Short task >> Can the data below be set down again exactly, line for line?

>> start Rows

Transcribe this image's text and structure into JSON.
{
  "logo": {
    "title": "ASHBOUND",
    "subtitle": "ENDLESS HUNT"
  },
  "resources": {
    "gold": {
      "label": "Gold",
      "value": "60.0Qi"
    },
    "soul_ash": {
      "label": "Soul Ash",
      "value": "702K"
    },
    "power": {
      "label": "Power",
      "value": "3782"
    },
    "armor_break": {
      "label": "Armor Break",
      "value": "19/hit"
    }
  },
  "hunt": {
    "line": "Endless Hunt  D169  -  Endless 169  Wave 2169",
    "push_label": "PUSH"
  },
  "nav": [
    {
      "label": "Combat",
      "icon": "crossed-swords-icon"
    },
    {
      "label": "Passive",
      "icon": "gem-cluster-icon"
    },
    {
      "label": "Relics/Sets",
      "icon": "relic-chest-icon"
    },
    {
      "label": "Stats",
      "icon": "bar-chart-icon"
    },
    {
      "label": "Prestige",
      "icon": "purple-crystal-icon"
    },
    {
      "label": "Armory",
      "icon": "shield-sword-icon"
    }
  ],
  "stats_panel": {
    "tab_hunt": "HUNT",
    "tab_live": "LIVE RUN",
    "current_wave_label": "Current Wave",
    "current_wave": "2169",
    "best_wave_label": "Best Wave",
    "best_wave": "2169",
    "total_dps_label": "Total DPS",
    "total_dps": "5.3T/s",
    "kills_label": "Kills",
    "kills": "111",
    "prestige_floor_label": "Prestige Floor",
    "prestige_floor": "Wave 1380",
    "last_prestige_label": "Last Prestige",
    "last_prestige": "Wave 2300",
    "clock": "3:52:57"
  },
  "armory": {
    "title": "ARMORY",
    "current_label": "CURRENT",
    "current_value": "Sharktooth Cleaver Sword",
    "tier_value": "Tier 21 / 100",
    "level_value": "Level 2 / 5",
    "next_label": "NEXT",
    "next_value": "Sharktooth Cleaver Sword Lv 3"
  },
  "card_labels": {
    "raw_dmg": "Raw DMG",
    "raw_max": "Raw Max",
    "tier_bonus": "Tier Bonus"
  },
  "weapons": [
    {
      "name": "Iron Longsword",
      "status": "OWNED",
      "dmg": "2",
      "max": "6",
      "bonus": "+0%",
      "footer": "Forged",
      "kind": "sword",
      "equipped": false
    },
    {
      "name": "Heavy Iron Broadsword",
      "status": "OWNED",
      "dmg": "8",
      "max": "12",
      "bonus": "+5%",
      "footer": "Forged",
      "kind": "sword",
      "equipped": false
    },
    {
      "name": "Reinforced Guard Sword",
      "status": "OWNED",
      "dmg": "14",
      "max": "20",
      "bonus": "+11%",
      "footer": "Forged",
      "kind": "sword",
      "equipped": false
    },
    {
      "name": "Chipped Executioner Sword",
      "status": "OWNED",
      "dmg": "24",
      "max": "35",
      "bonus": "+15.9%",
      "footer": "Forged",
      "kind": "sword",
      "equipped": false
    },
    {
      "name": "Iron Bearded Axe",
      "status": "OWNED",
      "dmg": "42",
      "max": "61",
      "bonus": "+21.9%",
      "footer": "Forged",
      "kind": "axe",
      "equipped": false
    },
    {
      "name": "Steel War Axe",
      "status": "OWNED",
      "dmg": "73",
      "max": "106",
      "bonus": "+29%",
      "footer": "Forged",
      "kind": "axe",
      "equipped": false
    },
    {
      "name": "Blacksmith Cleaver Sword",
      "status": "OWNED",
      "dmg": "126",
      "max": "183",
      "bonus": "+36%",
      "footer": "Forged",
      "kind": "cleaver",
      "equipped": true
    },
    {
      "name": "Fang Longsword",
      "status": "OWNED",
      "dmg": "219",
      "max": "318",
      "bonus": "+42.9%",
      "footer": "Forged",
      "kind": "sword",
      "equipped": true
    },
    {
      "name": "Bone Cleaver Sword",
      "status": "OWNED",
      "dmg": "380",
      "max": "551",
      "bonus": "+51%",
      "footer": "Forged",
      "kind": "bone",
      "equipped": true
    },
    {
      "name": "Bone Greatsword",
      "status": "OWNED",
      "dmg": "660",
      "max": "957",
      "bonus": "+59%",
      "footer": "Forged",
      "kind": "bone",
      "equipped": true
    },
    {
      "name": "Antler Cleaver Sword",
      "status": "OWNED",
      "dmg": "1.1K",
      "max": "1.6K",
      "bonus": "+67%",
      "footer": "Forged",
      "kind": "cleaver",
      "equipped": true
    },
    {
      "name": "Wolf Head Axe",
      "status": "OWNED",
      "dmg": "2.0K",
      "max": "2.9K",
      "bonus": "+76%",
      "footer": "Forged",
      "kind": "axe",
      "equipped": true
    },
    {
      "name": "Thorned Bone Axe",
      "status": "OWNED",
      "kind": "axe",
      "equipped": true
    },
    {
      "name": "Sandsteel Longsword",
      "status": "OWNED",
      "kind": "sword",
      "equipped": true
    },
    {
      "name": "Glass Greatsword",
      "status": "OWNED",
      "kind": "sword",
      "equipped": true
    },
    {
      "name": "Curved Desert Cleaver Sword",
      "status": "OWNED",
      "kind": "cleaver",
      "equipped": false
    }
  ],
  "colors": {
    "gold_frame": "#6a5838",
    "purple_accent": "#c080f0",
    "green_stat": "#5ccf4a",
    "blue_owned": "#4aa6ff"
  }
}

>> end Rows

Solution to this problem >>
Transcribe this image's text and structure into JSON.
{
  "logo": {
    "title": "ASHBOUND",
    "subtitle": "ENDLESS HUNT"
  },
  "resources": {
    "gold": {
      "label": "Gold",
      "value": "60.0Qi"
    },
    "soul_ash": {
      "label": "Soul Ash",
      "value": "702K"
    },
    "power": {
      "label": "Power",
      "value": "3782"
    },
    "armor_break": {
      "label": "Armor Break",
      "value": "19/hit"
    }
  },
  "hunt": {
    "line": "Endless Hunt  D169  -  Endless 169  Wave 2169",
    "push_label": "PUSH"
  },
  "nav": [
    {
      "label": "Combat",
      "icon": "crossed-swords-icon"
    },
    {
      "label": "Passive",
      "icon": "gem-cluster-icon"
    },
    {
      "label": "Relics/Sets",
      "icon": "relic-chest-icon"
    },
    {
      "label": "Stats",
      "icon": "bar-chart-icon"
    },
    {
      "label": "Prestige",
      "icon": "purple-crystal-icon"
    },
    {
      "label": "Armory",
      "icon": "shield-sword-icon"
    }
  ],
  "stats_panel": {
    "tab_hunt": "HUNT",
    "tab_live": "LIVE RUN",
    "current_wave_label": "Current Wave",
    "current_wave": "2169",
    "best_wave_label": "Best Wave",
    "best_wave": "2169",
    "total_dps_label": "Total DPS",
    "total_dps": "5.3T/s",
    "kills_label": "Kills",
    "kills": "111",
    "prestige_floor_label": "Prestige Floor",
    "prestige_floor": "Wave 1380",
    "last_prestige_label": "Last Prestige",
    "last_prestige": "Wave 2300",
    "clock": "3:52:57"
  },
  "armory": {
    "title": "ARMORY",
    "current_label": "CURRENT",
    "current_value": "Sharktooth Cleaver Sword",
    "tier_value": "Tier 21 / 100",
    "level_value": "Level 2 / 5",
    "next_label": "NEXT",
    "next_value": "Sharktooth Cleaver Sword Lv 3"
  },
  "card_labels": {
    "raw_dmg": "Raw DMG",
    "raw_max": "Raw Max",
    "tier_bonus": "Tier Bonus"
  },
  "weapons": [
    {
      "name": "Iron Longsword",
      "status": "OWNED",
      "dmg": "2",
      "max": "6",
      "bonus": "+0%",
      "footer": "Forged",
      "kind": "sword",
      "equipped": false
    },
    {
      "name": "Heavy Iron Broadsword",
      "status": "OWNED",
      "dmg": "8",
      "max": "12",
      "bonus": "+5%",
      "footer": "Forged",
      "kind": "sword",
      "equipped": false
    },
    {
      "name": "Reinforced Guard Sword",
      "status": "OWNED",
      "dmg": "14",
      "max": "20",
      "bonus": "+11%",
      "footer": "Forged",
      "kind": "sword",
      "equipped": false
    },
    {
      "name": "Chipped Executioner Sword",
      "status": "OWNED",
      "dmg": "24",
      "max": "35",
      "bonus": "+15.9%",
      "footer": "Forged",
      "kind": "sword",
      "equipped": false
    },
    {
      "name": "Iron Bearded Axe",
      "status": "OWNED",
      "dmg": "42",
      "max": "61",
      "bonus": "+21.9%",
      "footer": "Forged",
      "kind": "axe",
      "equipped": false
    },
    {
      "name": "Steel War Axe",
      "status": "OWNED",
      "dmg": "73",
      "max": "106",
      "bonus": "+29%",
      "footer": "Forged",
      "kind": "axe",
      "equipped": false
    },
    {
      "name": "Blacksmith Cleaver Sword",
      "status": "OWNED",
      "dmg": "126",
      "max": "183",
      "bonus": "+36%",
      "footer": "Forged",
      "kind": "cleaver",
      "equipped": true
    },
    {
      "name": "Fang Longsword",
      "status": "OWNED",
      "dmg": "219",
      "max": "318",
      "bonus": "+42.9%",
      "footer": "Forged",
      "kind": "sword",
      "equipped": true
    },
    {
      "name": "Bone Cleaver Sword",
      "status": "OWNED",
      "dmg": "380",
      "max": "551",
      "bonus": "+51%",
      "footer": "Forged",
      "kind": "bone",
      "equipped": true
    },
    {
      "name": "Bone Greatsword",
      "status": "OWNED",
      "dmg": "660",
      "max": "957",
      "bonus": "+59%",
      "footer": "Forged",
      "kind": "bone",
      "equipped": true
    },
    {
      "name": "Antler Cleaver Sword",
      "status": "OWNED",
      "dmg": "1.1K",
      "max": "1.6K",
      "bonus": "+67%",
      "footer": "Forged",
      "kind": "cleaver",
      "equipped": true
    },
    {
      "name": "Wolf Head Axe",
      "status": "OWNED",
      "dmg": "2.0K",
      "max": "2.9K",
      "bonus": "+76%",
      "footer": "Forged",
      "kind": "axe",
      "equipped": true
    },
    {
      "name": "Thorned Bone Axe",
      "status": "OWNED",
      "kind": "axe",
      "equipped": true
    },
    {
      "name": "Sandsteel Longsword",
      "status": "OWNED",
      "kind": "sword",
      "equipped": true
    },
    {
      "name": "Glass Greatsword",
      "status": "OWNED",
      "kind": "sword",
      "equipped": true
    },
    {
      "name": "Curved Desert Cleaver Sword",
      "status": "OWNED",
      "kind": "cleaver",
      "equipped": false
    }
  ],
  "colors": {
    "gold_frame": "#6a5838",
    "purple_accent": "#c080f0",
    "green_stat": "#5ccf4a",
    "blue_owned": "#4aa6ff"
  }
}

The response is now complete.